→ Short task: Copy all lines of the listing that include the string "size".

── Raw data ──

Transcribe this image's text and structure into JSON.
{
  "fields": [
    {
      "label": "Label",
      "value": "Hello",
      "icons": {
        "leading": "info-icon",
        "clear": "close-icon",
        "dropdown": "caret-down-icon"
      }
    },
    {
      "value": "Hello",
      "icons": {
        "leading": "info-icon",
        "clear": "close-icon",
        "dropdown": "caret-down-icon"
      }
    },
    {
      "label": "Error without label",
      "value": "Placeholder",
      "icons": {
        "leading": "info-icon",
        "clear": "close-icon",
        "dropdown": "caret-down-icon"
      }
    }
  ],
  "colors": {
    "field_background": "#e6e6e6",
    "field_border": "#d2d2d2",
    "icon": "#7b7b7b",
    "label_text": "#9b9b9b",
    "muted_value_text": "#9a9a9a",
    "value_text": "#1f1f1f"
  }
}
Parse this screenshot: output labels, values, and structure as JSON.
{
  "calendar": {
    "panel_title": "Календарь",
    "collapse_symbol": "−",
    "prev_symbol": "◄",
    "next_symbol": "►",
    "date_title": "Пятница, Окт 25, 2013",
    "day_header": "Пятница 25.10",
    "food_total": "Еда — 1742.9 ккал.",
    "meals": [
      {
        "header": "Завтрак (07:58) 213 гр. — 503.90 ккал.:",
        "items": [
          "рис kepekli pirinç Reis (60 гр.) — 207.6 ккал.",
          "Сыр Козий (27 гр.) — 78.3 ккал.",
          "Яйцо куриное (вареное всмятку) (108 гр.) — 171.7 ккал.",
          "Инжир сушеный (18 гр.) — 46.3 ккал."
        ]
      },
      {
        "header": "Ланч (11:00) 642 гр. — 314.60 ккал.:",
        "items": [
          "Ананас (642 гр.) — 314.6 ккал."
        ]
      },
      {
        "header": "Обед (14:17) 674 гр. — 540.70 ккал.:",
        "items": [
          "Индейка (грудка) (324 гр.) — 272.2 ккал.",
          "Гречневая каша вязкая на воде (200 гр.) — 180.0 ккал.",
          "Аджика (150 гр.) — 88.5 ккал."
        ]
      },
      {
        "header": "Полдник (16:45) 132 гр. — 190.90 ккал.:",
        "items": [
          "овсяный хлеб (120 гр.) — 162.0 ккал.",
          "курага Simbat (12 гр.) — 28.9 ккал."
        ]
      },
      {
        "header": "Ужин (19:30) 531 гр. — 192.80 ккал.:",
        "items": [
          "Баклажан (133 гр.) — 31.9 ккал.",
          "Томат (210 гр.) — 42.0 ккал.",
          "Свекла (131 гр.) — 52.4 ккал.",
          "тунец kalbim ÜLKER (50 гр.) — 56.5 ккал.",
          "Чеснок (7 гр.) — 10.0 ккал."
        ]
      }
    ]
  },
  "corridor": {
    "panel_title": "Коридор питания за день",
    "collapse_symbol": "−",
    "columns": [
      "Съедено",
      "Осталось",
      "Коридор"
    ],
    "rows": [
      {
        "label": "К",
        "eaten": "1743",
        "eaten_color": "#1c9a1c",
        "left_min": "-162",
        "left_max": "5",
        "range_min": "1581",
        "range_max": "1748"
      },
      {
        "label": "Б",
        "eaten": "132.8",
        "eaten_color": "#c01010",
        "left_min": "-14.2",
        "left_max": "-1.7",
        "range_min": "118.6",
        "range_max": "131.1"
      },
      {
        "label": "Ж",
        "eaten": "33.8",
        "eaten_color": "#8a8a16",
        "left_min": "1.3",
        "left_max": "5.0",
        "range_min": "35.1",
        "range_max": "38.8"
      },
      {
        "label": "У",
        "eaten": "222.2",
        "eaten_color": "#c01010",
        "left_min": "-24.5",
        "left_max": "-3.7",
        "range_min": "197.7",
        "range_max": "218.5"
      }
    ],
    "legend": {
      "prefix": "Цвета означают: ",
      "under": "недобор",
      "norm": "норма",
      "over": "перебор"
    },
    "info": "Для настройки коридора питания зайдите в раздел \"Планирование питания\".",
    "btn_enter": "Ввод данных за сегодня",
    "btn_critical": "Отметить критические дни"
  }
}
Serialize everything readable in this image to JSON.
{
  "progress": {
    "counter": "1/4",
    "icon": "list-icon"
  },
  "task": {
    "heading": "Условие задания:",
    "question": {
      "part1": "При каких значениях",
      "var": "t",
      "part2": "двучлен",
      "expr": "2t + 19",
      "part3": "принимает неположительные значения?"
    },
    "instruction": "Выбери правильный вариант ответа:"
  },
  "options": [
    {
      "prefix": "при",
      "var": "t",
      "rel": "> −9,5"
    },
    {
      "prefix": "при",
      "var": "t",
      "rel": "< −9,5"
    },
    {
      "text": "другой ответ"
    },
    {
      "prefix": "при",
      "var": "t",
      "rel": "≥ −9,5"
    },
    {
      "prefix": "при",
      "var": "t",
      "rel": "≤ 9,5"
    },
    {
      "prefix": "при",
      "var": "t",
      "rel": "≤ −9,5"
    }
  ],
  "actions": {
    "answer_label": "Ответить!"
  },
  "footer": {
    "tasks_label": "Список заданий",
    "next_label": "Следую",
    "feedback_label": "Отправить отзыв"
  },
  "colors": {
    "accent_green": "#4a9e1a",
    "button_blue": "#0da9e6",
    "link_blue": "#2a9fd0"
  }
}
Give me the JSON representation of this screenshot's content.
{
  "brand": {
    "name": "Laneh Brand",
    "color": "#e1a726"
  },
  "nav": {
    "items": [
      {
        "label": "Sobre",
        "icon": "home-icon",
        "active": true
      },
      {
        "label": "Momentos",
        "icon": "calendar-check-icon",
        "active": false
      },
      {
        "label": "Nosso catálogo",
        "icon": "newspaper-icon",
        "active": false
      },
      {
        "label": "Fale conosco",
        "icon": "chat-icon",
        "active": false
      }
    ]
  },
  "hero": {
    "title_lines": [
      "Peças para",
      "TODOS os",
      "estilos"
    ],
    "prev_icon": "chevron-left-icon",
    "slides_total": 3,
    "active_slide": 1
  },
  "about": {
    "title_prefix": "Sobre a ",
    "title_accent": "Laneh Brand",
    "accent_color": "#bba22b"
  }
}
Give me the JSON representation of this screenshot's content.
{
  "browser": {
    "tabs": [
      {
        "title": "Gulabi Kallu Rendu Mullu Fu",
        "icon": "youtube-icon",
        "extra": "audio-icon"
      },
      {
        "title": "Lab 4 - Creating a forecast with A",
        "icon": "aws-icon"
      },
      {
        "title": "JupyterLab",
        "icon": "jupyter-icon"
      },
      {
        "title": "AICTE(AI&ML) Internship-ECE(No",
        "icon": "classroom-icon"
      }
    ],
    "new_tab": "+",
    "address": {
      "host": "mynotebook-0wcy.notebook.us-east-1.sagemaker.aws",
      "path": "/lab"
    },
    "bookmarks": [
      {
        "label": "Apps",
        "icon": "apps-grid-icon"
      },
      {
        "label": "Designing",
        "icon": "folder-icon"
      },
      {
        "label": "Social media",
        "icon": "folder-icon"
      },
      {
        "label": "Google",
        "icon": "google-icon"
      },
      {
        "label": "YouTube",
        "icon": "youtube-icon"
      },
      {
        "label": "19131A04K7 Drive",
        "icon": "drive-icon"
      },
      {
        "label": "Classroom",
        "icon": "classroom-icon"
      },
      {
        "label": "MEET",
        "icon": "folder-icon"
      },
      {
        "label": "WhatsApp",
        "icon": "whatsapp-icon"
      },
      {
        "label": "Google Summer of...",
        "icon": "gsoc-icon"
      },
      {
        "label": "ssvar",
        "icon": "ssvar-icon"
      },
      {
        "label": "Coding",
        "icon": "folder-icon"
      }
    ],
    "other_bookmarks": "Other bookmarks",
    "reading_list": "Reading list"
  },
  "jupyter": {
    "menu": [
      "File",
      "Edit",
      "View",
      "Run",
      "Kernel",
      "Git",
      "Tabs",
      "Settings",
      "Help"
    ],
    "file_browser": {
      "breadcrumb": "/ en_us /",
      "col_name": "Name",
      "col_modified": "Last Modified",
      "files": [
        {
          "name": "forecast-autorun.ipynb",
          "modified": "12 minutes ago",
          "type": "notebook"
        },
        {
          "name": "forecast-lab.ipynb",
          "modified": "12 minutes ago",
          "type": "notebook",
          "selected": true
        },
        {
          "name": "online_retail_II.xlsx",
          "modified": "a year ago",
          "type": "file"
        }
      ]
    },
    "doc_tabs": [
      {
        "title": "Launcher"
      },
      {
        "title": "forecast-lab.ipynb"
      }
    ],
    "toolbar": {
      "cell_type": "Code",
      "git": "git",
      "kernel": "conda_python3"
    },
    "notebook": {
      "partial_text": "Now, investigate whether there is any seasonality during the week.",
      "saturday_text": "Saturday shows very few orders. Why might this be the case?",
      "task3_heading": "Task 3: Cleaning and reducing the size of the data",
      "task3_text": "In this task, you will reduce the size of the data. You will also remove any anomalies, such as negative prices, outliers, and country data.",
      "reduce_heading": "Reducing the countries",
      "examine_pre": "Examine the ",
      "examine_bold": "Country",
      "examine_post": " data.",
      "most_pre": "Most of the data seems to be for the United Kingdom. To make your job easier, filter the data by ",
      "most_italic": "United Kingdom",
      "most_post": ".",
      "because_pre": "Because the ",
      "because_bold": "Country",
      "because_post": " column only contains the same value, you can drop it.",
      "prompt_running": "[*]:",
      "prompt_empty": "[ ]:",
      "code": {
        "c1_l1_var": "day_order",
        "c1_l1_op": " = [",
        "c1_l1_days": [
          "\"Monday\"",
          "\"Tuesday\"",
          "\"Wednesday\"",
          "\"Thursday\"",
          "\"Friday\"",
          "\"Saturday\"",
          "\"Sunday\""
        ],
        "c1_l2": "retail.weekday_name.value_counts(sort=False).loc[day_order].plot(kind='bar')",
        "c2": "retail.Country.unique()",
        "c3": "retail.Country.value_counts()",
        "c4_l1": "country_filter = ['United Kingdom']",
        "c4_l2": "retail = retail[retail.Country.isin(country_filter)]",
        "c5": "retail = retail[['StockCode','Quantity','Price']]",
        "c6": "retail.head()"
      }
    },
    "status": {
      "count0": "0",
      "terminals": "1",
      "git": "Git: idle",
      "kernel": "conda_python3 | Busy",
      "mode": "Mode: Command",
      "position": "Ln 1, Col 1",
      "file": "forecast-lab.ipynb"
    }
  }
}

───

→ Finished exercise:
      "task3_heading": "Task 3: Cleaning and reducing the size of the data",
      "task3_text": "In this task, you will reduce the size of the data. You will also remove any anomalies, such as negative prices, outliers, and country data.",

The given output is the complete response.